## TEKS HALAMAN
○ ○ ○ ○ ○

Asosiasi Guru Penulis Indonesia
(Agupena) Cabang Kabupaten Flores Timur terus bergerak dan mengajak pihak –
pihak terkait untuk mendukung gerakan literasi yang saat ini sedang tumbuh di
Kabupaten Flores Timur. Salah satu upaya yang dilakukan adalah menjalin kerja
sama dengan Kepala Sekolah dan guru di tingkat kecamatan untuk menggelar
kegiatan yang berkaitan dengan dukungan terhadap gerakan literasi.
Hal ini seperti dilakukan Agupena Flotim bersama Gugus
II Waibelen Kecamatan Tanjung, Senin (18/9/17) dalam menyelenggarakan diskusi tentang
Gerakan Literasi Sekolah (GSL) yang mengusung tema, “Mengakarkan Gerakan
Literasi dari Pelosok”. Diskusi ini menjadi suguhan pembuka pada hari pertama yang
dirangkaikan dengan Kegiatan Pelatihan Penilai Kinerga Guru (PKG) dan Penulisan
Penelitian Tindakan Kelas (PTK) dan Penelitian Tindakan Sekolah (PTS). Diskusi
ini dihadiri oleh 71 guru se Gugus Waibelen, Sekretaris Camat Tanjung Bunga dan
Kepala Desa Waibao, Petrus Guna Kelen. Narasumber pada diskusi tersebut diantaranya,
Alexander Take Ofong, S.Fil (Wakil Ketua DPRD NTT/ Penggiat Literasi), Dr Lanny
Isyabella Koroh, M.Hum (Akademisi/ Penggiat Literasi) dan Maksimus Masan Kian,
S,Pd (Ketua Agupena Flotim)

○ ○ ○ ○ ○

## DAFTAR CATATAN

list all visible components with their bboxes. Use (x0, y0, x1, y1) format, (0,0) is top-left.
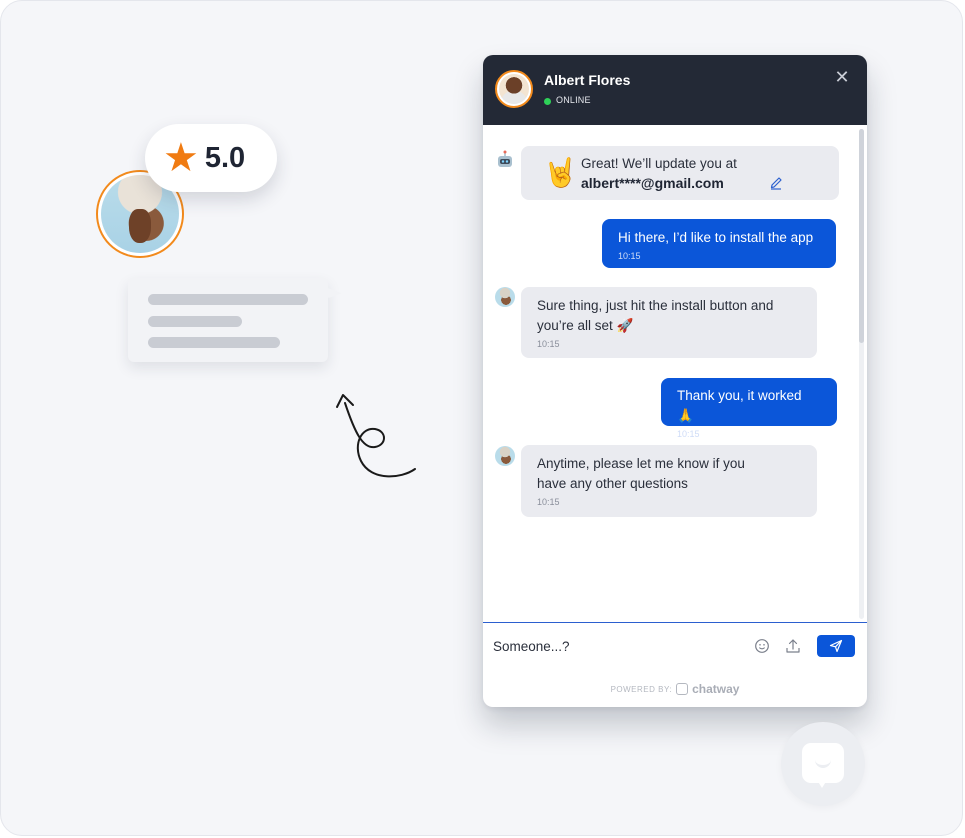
chat-launcher-button[interactable] (781, 722, 865, 806)
agent-status: ONLINE (556, 95, 591, 105)
message-text: Anytime, please let me know if you have … (537, 456, 745, 491)
outgoing-message: Thank you, it worked 🙏 10:15 (661, 378, 837, 439)
chatway-logo-icon (676, 683, 689, 695)
placeholder-line (148, 294, 308, 305)
chat-widget: Albert Flores ONLINE ✕ 🤘 Great! We’ll up… (483, 55, 867, 707)
close-icon[interactable]: ✕ (833, 69, 851, 87)
emoji-icon[interactable] (754, 638, 770, 654)
star-icon: ★ (163, 135, 199, 181)
message-composer (483, 622, 867, 669)
message-time: 10:15 (677, 429, 700, 439)
brand-name: chatway (692, 682, 740, 696)
canvas: ★ 5.0 Albert Flores ONLINE ✕ 🤘 Great! We… (0, 0, 963, 836)
powered-by-label: POWERED BY: (610, 684, 673, 694)
bot-icon (498, 150, 512, 167)
bot-confirmation-text: Great! We’ll update you at (581, 156, 737, 171)
message-input[interactable] (493, 631, 743, 661)
send-icon (829, 639, 843, 653)
edit-pencil-icon[interactable] (769, 174, 783, 190)
message-list[interactable]: 🤘 Great! We’ll update you at albert****@… (483, 125, 867, 622)
agent-mini-avatar (495, 446, 515, 466)
message-text: Thank you, it worked 🙏 (677, 388, 802, 423)
chat-bubble-icon (802, 743, 844, 783)
rock-hand-emoji: 🤘 (543, 157, 578, 188)
powered-by-footer: POWERED BY: chatway (483, 682, 867, 696)
outgoing-message: Hi there, I’d like to install the app 10… (602, 219, 836, 268)
placeholder-line (148, 316, 242, 327)
send-button[interactable] (817, 635, 855, 657)
agent-name: Albert Flores (544, 72, 631, 88)
agent-avatar (495, 70, 533, 108)
placeholder-line (148, 337, 280, 348)
online-status-dot-icon (544, 98, 551, 105)
arrow-doodle-icon (336, 394, 416, 478)
bot-confirmation-bubble: 🤘 Great! We’ll update you at albert****@… (521, 146, 839, 200)
scrollbar-thumb[interactable] (859, 129, 864, 343)
incoming-message: Anytime, please let me know if you have … (521, 445, 817, 517)
chat-header: Albert Flores ONLINE ✕ (483, 55, 867, 125)
bot-confirmation-email: albert****@gmail.com (581, 175, 724, 191)
incoming-message: Sure thing, just hit the install button … (521, 287, 817, 358)
rating-value: 5.0 (204, 141, 246, 174)
upload-icon[interactable] (785, 637, 801, 655)
agent-mini-avatar (495, 287, 515, 307)
message-text: Sure thing, just hit the install button … (537, 298, 774, 333)
message-time: 10:15 (618, 251, 641, 261)
message-text: Hi there, I’d like to install the app (618, 230, 814, 245)
message-time: 10:15 (537, 497, 560, 507)
placeholder-message-card (128, 278, 342, 362)
rating-badge: ★ 5.0 (145, 124, 277, 192)
scrollbar[interactable] (859, 129, 864, 619)
message-time: 10:15 (537, 339, 560, 349)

○ ○ ○ ○ ○

## YANG PERLU DIKERJAKAN
Kutip persis bagian teks tentang gerakan literasi di Flores Timur, mulai dari "Hal ini seperti" dan berakhir di "(Ketua Agupena Flotim)". Catatan-catatan ini bahan tersendiri yang terpisah dari teks halaman.

## JAWABAN TUGAS INI
Hal ini seperti dilakukan Agupena Flotim bersama Gugus
II Waibelen Kecamatan Tanjung, Senin (18/9/17) dalam menyelenggarakan diskusi tentang
Gerakan Literasi Sekolah (GSL) yang mengusung tema, “Mengakarkan Gerakan
Literasi dari Pelosok”. Diskusi ini menjadi suguhan pembuka pada hari pertama yang
dirangkaikan dengan Kegiatan Pelatihan Penilai Kinerga Guru (PKG) dan Penulisan
Penelitian Tindakan Kelas (PTK) dan Penelitian Tindakan Sekolah (PTS). Diskusi
ini dihadiri oleh 71 guru se Gugus Waibelen, Sekretaris Camat Tanjung Bunga dan
Kepala Desa Waibao, Petrus Guna Kelen. Narasumber pada diskusi tersebut diantaranya,
Alexander Take Ofong, S.Fil (Wakil Ketua DPRD NTT/ Penggiat Literasi), Dr Lanny
Isyabella Koroh, M.Hum (Akademisi/ Penggiat Literasi) dan Maksimus Masan Kian,
S,Pd (Ketua Agupena Flotim)